== The exercise ==
Without the pictures, give the entries below again exactly as written.
:::
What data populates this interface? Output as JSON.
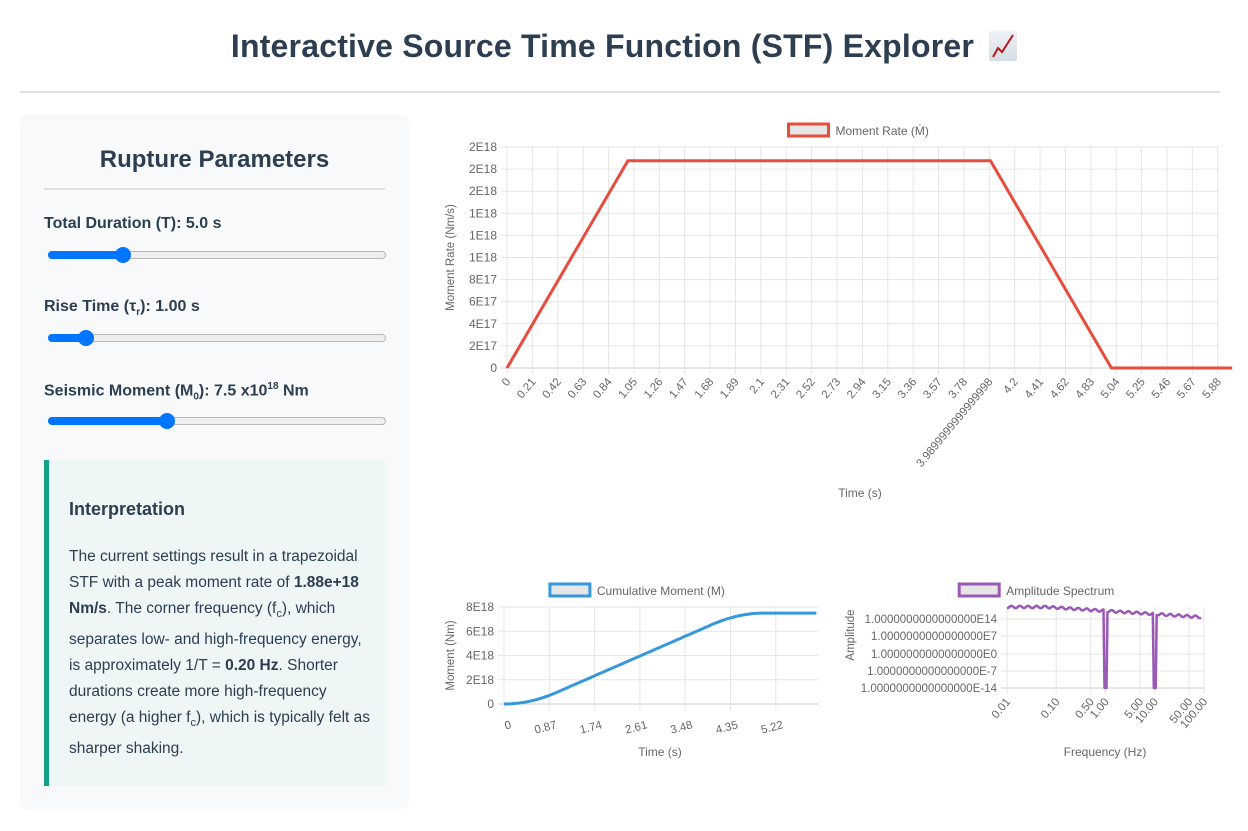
{
  "header": {
    "title": "Interactive Source Time Function (STF) Explorer",
    "title_icon": "chart-increasing-icon"
  },
  "panel": {
    "title": "Rupture Parameters",
    "controls": [
      {
        "label_main": "Total Duration (T): ",
        "value": "5.0 s",
        "slider_pct": 22
      },
      {
        "label_main": "Rise Time (τ",
        "label_sub": "r",
        "label_after": "): ",
        "value": "1.00 s",
        "slider_pct": 11
      },
      {
        "label_main": "Seismic Moment (M",
        "label_sub": "0",
        "label_after": "): ",
        "value_pre": "7.5 x10",
        "value_sup": "18",
        "value_post": " Nm",
        "slider_pct": 35
      }
    ],
    "interpretation": {
      "title": "Interpretation",
      "t1": "The current settings result in a trapezoidal STF with a peak moment rate of ",
      "peak": "1.88e+18 Nm/s",
      "t2": ". The corner frequency (f",
      "sub1": "c",
      "t3": "), which separates low- and high-frequency energy, is approximately 1/T = ",
      "fc": "0.20 Hz",
      "t4": ". Shorter durations create more high-frequency energy (a higher f",
      "sub2": "c",
      "t5": "), which is typically felt as sharper shaking."
    }
  },
  "colors": {
    "moment_rate": "#e74c3c",
    "cumulative": "#3498db",
    "spectrum": "#9b59b6",
    "slider": "#0075ff",
    "accent_border": "#16a085"
  },
  "chart_data": [
    {
      "type": "line",
      "title": "",
      "legend": "Moment Rate (Ṁ)",
      "xlabel": "Time (s)",
      "ylabel": "Moment Rate (Nm/s)",
      "x_ticks": [
        "0",
        "0.21",
        "0.42",
        "0.63",
        "0.84",
        "1.05",
        "1.26",
        "1.47",
        "1.68",
        "1.89",
        "2.1",
        "2.31",
        "2.52",
        "2.73",
        "2.94",
        "3.15",
        "3.36",
        "3.57",
        "3.78",
        "3.9899999999999998",
        "4.2",
        "4.41",
        "4.62",
        "4.83",
        "5.04",
        "5.25",
        "5.46",
        "5.67",
        "5.88"
      ],
      "y_ticks": [
        "0",
        "2E17",
        "4E17",
        "6E17",
        "8E17",
        "1E18",
        "1E18",
        "1E18",
        "2E18",
        "2E18",
        "2E18"
      ],
      "ylim": [
        0,
        2e+18
      ],
      "x": [
        0,
        1.0,
        4.0,
        5.0,
        6.0
      ],
      "values": [
        0,
        1.875e+18,
        1.875e+18,
        0,
        0
      ]
    },
    {
      "type": "line",
      "legend": "Cumulative Moment (M)",
      "xlabel": "Time (s)",
      "ylabel": "Moment (Nm)",
      "x_ticks": [
        "0",
        "0.87",
        "1.74",
        "2.61",
        "3.48",
        "4.35",
        "5.22"
      ],
      "y_ticks": [
        "0",
        "2E18",
        "4E18",
        "6E18",
        "8E18"
      ],
      "ylim": [
        0,
        8e+18
      ],
      "x": [
        0,
        0.5,
        1.0,
        2.0,
        3.0,
        4.0,
        4.5,
        5.0,
        6.0
      ],
      "values": [
        0,
        2.3e+17,
        9.4e+17,
        2.81e+18,
        4.69e+18,
        6.56e+18,
        7.27e+18,
        7.5e+18,
        7.5e+18
      ]
    },
    {
      "type": "line",
      "legend": "Amplitude Spectrum",
      "xlabel": "Frequency (Hz)",
      "ylabel": "Amplitude",
      "x_scale": "log",
      "y_scale": "log",
      "x_ticks": [
        "0.01",
        "0.10",
        "0.50",
        "1.00",
        "5.00",
        "10.00",
        "50.00",
        "100.00"
      ],
      "y_ticks": [
        "1.0000000000000000E-14",
        "1.0000000000000000E-7",
        "1.0000000000000000E0",
        "1.0000000000000000E7",
        "1.0000000000000000E14"
      ],
      "notes": "Flat ~1e18 at low frequency, gently decaying with notches near 1 Hz and 10 Hz dropping below 1e-14"
    }
  ]
}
:::
== Answer to the task ==
What data populates this interface? Output as JSON.
{
  "header": {
    "title": "Interactive Source Time Function (STF) Explorer",
    "title_icon": "chart-increasing-icon"
  },
  "panel": {
    "title": "Rupture Parameters",
    "controls": [
      {
        "label_main": "Total Duration (T): ",
        "value": "5.0 s",
        "slider_pct": 22
      },
      {
        "label_main": "Rise Time (τ",
        "label_sub": "r",
        "label_after": "): ",
        "value": "1.00 s",
        "slider_pct": 11
      },
      {
        "label_main": "Seismic Moment (M",
        "label_sub": "0",
        "label_after": "): ",
        "value_pre": "7.5 x10",
        "value_sup": "18",
        "value_post": " Nm",
        "slider_pct": 35
      }
    ],
    "interpretation": {
      "title": "Interpretation",
      "t1": "The current settings result in a trapezoidal STF with a peak moment rate of ",
      "peak": "1.88e+18 Nm/s",
      "t2": ". The corner frequency (f",
      "sub1": "c",
      "t3": "), which separates low- and high-frequency energy, is approximately 1/T = ",
      "fc": "0.20 Hz",
      "t4": ". Shorter durations create more high-frequency energy (a higher f",
      "sub2": "c",
      "t5": "), which is typically felt as sharper shaking."
    }
  },
  "colors": {
    "moment_rate": "#e74c3c",
    "cumulative": "#3498db",
    "spectrum": "#9b59b6",
    "slider": "#0075ff",
    "accent_border": "#16a085"
  },
  "chart_data": [
    {
      "type": "line",
      "title": "",
      "legend": "Moment Rate (Ṁ)",
      "xlabel": "Time (s)",
      "ylabel": "Moment Rate (Nm/s)",
      "x_ticks": [
        "0",
        "0.21",
        "0.42",
        "0.63",
        "0.84",
        "1.05",
        "1.26",
        "1.47",
        "1.68",
        "1.89",
        "2.1",
        "2.31",
        "2.52",
        "2.73",
        "2.94",
        "3.15",
        "3.36",
        "3.57",
        "3.78",
        "3.9899999999999998",
        "4.2",
        "4.41",
        "4.62",
        "4.83",
        "5.04",
        "5.25",
        "5.46",
        "5.67",
        "5.88"
      ],
      "y_ticks": [
        "0",
        "2E17",
        "4E17",
        "6E17",
        "8E17",
        "1E18",
        "1E18",
        "1E18",
        "2E18",
        "2E18",
        "2E18"
      ],
      "ylim": [
        0,
        2e+18
      ],
      "x": [
        0,
        1.0,
        4.0,
        5.0,
        6.0
      ],
      "values": [
        0,
        1.875e+18,
        1.875e+18,
        0,
        0
      ]
    },
    {
      "type": "line",
      "legend": "Cumulative Moment (M)",
      "xlabel": "Time (s)",
      "ylabel": "Moment (Nm)",
      "x_ticks": [
        "0",
        "0.87",
        "1.74",
        "2.61",
        "3.48",
        "4.35",
        "5.22"
      ],
      "y_ticks": [
        "0",
        "2E18",
        "4E18",
        "6E18",
        "8E18"
      ],
      "ylim": [
        0,
        8e+18
      ],
      "x": [
        0,
        0.5,
        1.0,
        2.0,
        3.0,
        4.0,
        4.5,
        5.0,
        6.0
      ],
      "values": [
        0,
        2.3e+17,
        9.4e+17,
        2.81e+18,
        4.69e+18,
        6.56e+18,
        7.27e+18,
        7.5e+18,
        7.5e+18
      ]
    },
    {
      "type": "line",
      "legend": "Amplitude Spectrum",
      "xlabel": "Frequency (Hz)",
      "ylabel": "Amplitude",
      "x_scale": "log",
      "y_scale": "log",
      "x_ticks": [
        "0.01",
        "0.10",
        "0.50",
        "1.00",
        "5.00",
        "10.00",
        "50.00",
        "100.00"
      ],
      "y_ticks": [
        "1.0000000000000000E-14",
        "1.0000000000000000E-7",
        "1.0000000000000000E0",
        "1.0000000000000000E7",
        "1.0000000000000000E14"
      ],
      "notes": "Flat ~1e18 at low frequency, gently decaying with notches near 1 Hz and 10 Hz dropping below 1e-14"
    }
  ]
}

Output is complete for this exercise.